Records contained in a dataset:
● ● ● ● ●

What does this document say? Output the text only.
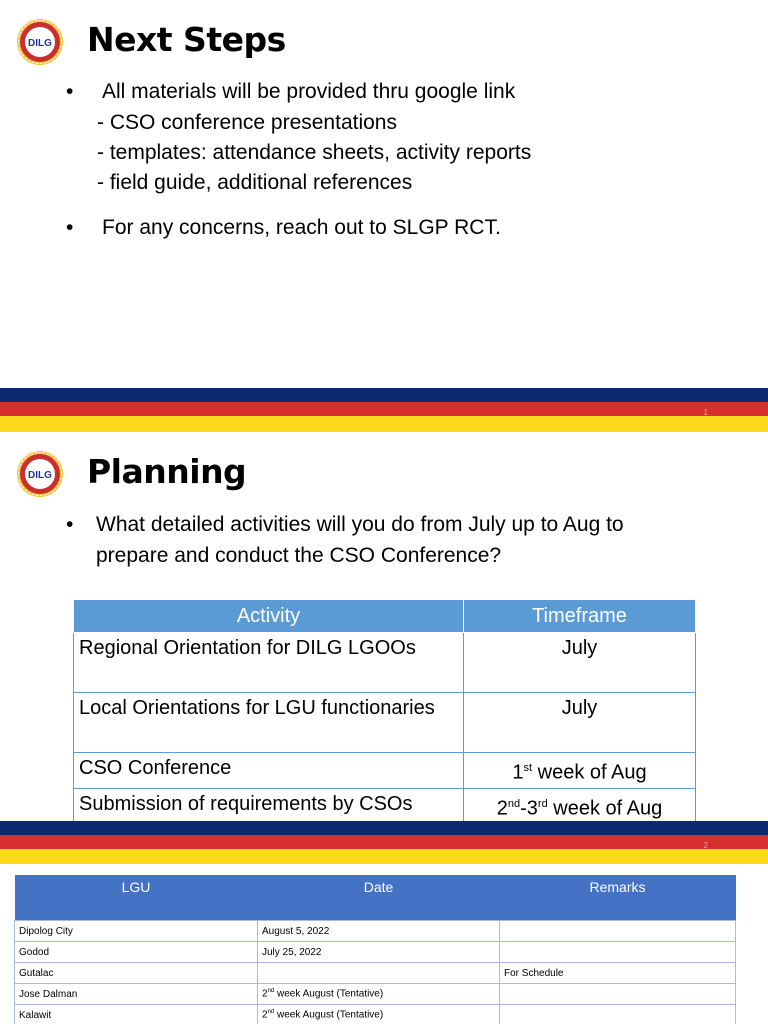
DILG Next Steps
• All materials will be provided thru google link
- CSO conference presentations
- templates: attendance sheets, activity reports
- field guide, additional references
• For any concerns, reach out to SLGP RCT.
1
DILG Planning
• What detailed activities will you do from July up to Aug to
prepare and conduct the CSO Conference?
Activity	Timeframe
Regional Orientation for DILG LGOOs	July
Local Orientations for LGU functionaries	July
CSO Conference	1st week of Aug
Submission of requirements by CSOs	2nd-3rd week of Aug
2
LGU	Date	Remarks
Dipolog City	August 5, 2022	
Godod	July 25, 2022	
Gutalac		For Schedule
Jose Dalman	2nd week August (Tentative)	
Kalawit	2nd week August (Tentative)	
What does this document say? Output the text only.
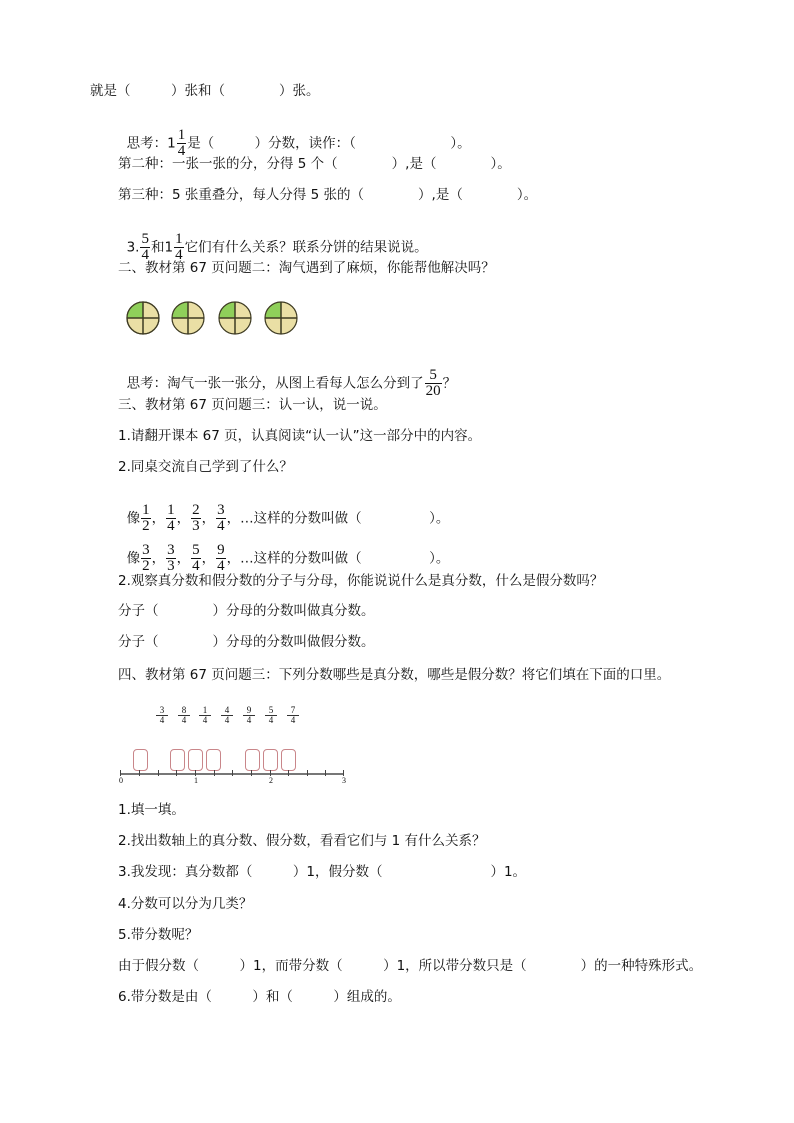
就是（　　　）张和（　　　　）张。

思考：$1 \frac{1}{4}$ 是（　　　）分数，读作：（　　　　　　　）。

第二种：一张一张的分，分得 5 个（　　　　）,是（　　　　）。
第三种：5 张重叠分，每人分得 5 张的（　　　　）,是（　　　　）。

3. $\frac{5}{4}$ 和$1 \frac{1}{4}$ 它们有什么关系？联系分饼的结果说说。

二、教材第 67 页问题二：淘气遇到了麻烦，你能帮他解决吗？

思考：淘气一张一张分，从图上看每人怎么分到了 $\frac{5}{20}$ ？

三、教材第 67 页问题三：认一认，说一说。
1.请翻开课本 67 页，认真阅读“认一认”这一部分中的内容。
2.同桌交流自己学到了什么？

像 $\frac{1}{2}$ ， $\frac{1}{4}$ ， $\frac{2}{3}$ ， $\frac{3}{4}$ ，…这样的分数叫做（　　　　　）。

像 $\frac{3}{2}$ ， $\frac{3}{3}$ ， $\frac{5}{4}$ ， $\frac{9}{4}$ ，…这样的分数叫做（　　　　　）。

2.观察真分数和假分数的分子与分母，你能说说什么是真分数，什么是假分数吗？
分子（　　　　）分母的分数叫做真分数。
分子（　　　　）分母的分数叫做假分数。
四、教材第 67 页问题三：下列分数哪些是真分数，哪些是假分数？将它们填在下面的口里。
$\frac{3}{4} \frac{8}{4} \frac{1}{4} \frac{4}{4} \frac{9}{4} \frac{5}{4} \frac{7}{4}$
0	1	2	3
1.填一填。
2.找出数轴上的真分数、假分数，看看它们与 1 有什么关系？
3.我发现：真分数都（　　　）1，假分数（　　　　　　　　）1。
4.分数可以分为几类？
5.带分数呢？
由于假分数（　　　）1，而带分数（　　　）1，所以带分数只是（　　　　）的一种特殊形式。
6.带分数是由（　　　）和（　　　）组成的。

● ● ● ● ●

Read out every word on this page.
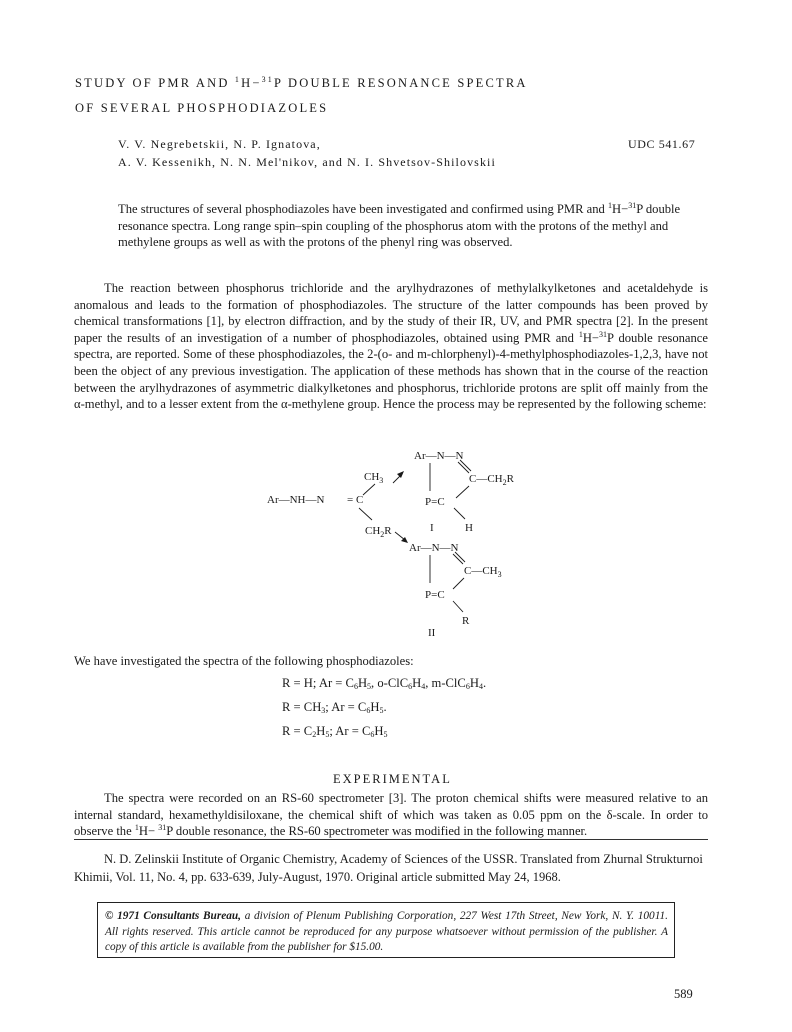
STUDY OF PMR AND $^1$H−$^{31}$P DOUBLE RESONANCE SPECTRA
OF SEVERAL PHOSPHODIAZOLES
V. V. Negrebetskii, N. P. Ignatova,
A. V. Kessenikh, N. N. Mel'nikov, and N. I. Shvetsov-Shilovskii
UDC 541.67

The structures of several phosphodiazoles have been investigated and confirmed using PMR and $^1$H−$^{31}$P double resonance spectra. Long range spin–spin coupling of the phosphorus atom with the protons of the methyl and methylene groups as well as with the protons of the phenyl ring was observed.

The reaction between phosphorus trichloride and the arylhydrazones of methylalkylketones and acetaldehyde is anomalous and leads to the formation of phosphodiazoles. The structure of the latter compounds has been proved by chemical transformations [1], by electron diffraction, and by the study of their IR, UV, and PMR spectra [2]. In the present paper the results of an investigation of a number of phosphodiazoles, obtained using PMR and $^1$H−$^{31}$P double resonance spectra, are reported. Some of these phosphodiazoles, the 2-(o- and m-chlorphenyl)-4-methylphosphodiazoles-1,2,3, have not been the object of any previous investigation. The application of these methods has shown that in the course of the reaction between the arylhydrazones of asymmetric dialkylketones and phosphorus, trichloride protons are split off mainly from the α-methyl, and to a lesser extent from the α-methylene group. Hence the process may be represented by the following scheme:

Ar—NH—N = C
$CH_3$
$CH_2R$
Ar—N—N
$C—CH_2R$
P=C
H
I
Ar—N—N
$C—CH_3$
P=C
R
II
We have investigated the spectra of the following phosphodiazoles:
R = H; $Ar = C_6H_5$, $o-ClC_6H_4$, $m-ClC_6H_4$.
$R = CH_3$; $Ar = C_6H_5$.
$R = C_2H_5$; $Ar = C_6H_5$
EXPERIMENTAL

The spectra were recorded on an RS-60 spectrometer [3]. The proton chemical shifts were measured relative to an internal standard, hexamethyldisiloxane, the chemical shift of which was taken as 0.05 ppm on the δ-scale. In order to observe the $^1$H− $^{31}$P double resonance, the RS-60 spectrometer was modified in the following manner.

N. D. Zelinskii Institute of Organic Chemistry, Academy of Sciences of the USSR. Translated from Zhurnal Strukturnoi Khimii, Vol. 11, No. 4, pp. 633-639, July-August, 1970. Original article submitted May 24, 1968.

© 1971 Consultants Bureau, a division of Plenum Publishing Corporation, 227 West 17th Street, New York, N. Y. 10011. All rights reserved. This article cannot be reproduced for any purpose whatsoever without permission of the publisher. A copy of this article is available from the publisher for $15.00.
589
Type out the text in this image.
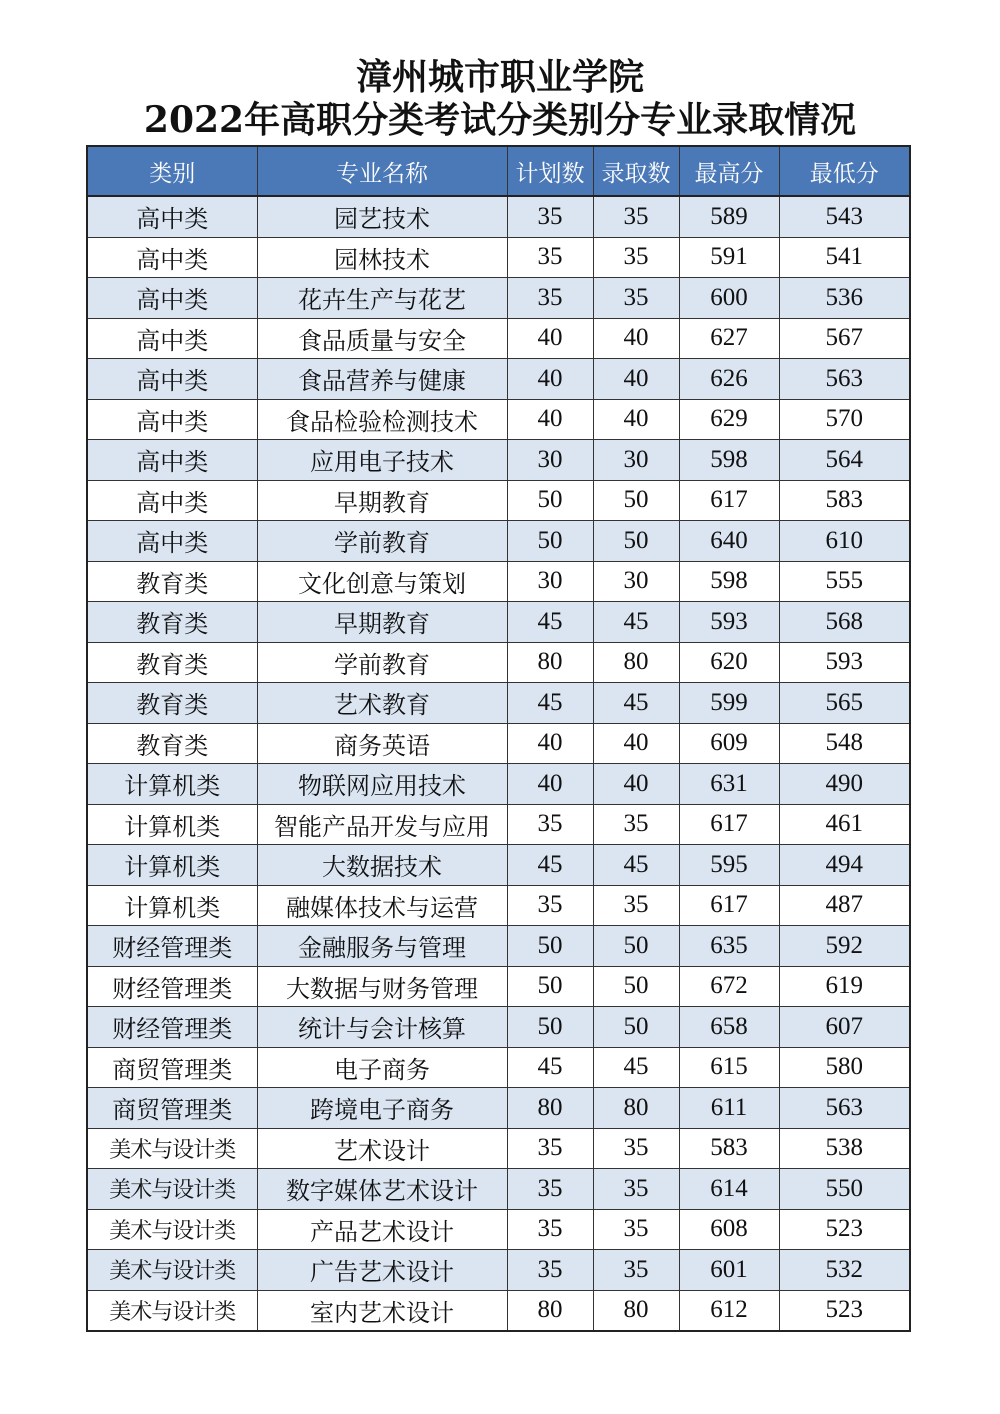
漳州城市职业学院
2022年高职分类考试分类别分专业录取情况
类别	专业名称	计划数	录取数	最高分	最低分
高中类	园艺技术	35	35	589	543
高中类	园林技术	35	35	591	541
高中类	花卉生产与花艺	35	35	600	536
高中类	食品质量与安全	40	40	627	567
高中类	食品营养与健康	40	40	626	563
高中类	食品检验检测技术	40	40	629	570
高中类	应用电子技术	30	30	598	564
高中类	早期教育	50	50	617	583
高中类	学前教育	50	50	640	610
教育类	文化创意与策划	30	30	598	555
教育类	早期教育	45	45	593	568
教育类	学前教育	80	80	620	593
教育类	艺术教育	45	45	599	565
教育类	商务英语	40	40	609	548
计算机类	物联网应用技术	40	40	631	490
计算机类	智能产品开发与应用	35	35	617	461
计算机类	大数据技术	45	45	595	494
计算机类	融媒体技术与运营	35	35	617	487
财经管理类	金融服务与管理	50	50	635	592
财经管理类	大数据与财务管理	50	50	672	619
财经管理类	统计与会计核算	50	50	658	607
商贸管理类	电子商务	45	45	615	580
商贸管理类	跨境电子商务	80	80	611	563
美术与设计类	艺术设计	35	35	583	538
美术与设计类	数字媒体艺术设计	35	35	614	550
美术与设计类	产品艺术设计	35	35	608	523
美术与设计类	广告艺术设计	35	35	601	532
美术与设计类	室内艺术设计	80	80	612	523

● ● ● ● ●

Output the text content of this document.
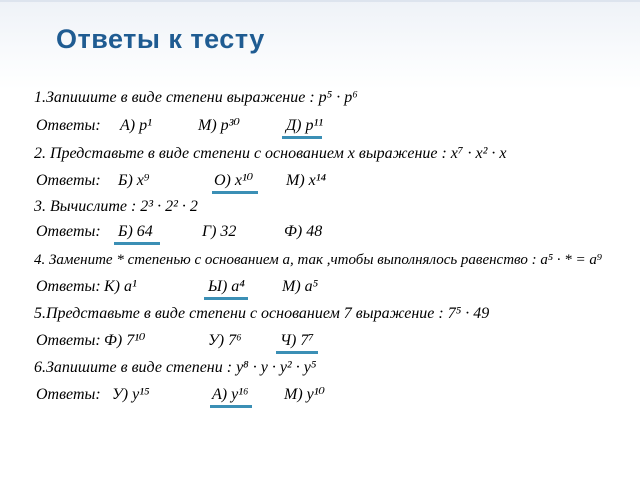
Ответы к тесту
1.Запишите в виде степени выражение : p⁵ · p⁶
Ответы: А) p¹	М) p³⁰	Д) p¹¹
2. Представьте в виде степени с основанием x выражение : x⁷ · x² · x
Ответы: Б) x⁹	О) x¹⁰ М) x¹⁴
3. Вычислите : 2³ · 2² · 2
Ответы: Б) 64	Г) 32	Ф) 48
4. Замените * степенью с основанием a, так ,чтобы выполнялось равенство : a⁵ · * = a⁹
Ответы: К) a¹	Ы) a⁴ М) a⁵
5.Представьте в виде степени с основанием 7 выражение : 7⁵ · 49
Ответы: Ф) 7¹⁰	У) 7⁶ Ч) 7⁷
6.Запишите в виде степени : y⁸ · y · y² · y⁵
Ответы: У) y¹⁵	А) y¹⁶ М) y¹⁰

● ● ● ● ●

### Given instruction
How many of the lines above include the string "Ответы"? Answer with the number only.

### Written response
7